** Work to complete **
Check each line below for the word "Coefficient" and give the number of lines that have it, nothing more.

[Rows from a dataset]
####################

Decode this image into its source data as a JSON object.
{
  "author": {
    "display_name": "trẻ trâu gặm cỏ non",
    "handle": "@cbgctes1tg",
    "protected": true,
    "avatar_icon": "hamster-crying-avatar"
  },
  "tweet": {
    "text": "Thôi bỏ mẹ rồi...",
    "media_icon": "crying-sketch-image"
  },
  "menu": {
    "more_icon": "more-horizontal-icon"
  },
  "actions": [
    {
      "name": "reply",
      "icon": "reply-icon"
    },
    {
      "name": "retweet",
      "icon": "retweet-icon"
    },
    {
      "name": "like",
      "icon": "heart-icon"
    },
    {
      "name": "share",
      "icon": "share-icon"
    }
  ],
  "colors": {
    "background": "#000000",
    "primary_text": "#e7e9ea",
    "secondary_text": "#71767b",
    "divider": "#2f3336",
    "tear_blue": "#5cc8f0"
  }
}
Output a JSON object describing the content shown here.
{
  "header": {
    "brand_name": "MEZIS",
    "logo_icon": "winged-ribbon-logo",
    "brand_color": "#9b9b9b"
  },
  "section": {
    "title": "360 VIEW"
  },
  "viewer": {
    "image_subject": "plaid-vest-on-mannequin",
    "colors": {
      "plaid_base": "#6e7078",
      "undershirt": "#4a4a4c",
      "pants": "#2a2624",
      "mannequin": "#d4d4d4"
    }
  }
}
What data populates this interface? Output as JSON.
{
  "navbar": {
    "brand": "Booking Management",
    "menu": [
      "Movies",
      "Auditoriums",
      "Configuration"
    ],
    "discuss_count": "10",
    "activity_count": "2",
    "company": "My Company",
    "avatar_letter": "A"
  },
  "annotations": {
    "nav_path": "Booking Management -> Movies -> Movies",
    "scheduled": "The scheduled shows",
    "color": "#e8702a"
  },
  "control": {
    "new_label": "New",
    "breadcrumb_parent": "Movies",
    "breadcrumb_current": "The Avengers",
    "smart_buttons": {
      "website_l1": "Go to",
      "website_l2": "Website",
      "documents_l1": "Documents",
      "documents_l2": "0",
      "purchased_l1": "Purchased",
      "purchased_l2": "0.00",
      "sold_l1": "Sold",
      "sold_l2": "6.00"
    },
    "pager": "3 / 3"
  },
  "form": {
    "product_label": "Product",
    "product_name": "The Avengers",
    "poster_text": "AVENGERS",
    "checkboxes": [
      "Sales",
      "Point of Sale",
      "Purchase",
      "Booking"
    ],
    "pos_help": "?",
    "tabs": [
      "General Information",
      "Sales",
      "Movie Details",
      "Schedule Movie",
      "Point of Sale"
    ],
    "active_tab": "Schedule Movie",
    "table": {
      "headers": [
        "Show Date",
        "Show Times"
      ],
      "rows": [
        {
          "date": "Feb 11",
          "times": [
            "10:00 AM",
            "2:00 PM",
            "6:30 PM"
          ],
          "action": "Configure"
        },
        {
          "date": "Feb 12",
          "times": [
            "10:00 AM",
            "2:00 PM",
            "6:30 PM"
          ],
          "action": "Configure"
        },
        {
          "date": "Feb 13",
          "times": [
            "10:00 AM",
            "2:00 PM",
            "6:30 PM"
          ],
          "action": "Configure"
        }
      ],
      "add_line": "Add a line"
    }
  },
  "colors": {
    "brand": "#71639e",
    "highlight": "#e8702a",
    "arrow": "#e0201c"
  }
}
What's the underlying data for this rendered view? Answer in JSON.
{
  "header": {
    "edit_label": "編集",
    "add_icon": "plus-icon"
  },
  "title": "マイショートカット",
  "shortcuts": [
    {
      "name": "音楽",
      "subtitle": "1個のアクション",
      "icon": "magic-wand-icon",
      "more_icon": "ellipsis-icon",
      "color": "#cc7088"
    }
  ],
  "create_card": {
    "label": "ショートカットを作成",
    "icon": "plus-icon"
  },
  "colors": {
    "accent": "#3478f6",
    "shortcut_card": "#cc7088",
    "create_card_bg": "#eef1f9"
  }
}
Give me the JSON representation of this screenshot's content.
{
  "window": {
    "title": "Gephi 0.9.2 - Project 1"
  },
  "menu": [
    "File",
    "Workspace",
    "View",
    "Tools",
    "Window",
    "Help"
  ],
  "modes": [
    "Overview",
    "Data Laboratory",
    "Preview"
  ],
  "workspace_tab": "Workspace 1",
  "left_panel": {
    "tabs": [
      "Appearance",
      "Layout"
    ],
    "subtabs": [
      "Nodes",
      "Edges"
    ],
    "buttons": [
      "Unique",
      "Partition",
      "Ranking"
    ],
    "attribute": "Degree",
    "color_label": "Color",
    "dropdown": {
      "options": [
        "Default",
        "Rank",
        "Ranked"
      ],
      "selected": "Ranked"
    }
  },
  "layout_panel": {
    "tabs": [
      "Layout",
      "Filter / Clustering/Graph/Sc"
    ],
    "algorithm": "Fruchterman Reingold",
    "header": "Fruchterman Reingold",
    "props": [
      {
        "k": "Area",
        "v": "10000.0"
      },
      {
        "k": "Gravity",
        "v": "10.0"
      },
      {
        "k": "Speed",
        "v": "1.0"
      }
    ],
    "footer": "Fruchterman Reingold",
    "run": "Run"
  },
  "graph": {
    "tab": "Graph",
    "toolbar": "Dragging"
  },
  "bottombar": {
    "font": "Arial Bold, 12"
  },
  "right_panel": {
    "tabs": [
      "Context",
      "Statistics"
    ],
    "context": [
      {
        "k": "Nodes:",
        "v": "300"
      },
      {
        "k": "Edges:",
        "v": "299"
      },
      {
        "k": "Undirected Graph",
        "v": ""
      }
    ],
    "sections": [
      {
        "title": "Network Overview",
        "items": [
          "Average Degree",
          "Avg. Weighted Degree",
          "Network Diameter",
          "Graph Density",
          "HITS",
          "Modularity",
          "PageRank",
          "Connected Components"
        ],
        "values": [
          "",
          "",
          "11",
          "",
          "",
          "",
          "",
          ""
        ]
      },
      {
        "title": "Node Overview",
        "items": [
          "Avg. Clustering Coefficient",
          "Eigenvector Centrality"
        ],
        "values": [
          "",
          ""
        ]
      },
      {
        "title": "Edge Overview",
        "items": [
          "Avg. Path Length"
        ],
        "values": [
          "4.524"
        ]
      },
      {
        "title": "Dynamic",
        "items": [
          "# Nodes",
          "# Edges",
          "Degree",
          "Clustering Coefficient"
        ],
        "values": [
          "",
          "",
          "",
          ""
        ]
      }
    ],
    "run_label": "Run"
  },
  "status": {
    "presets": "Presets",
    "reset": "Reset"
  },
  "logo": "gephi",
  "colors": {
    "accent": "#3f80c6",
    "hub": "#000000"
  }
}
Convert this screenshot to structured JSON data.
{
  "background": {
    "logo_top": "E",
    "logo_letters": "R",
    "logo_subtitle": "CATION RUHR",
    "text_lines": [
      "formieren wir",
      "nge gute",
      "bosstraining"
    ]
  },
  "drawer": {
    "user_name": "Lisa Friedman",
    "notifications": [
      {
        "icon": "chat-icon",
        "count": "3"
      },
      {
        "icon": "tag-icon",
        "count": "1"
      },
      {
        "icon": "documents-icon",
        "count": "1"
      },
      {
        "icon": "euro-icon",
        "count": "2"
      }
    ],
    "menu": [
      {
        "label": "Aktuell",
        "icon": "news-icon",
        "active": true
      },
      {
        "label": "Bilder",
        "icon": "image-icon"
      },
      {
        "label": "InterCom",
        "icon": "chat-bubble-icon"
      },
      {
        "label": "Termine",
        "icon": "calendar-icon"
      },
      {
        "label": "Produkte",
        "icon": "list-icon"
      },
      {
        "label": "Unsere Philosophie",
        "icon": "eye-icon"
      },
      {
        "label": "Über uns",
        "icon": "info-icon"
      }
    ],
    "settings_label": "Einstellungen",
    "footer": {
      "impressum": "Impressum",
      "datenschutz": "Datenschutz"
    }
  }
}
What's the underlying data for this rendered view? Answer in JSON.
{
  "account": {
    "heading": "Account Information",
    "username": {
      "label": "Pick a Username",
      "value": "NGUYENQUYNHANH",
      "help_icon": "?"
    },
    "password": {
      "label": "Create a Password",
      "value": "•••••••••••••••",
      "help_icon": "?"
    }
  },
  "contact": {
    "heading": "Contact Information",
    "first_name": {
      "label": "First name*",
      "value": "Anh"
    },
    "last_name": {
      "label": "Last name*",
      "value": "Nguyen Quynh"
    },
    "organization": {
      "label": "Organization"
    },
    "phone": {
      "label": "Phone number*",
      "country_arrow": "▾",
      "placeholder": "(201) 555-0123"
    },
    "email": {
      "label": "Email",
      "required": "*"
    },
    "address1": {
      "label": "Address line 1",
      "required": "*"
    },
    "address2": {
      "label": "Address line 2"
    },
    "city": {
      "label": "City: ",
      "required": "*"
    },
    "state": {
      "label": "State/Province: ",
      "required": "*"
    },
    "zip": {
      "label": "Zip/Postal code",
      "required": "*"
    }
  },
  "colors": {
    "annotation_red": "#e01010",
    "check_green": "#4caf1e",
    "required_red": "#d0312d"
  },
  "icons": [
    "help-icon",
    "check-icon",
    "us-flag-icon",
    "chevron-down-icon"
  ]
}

####################

** Result of the task **
2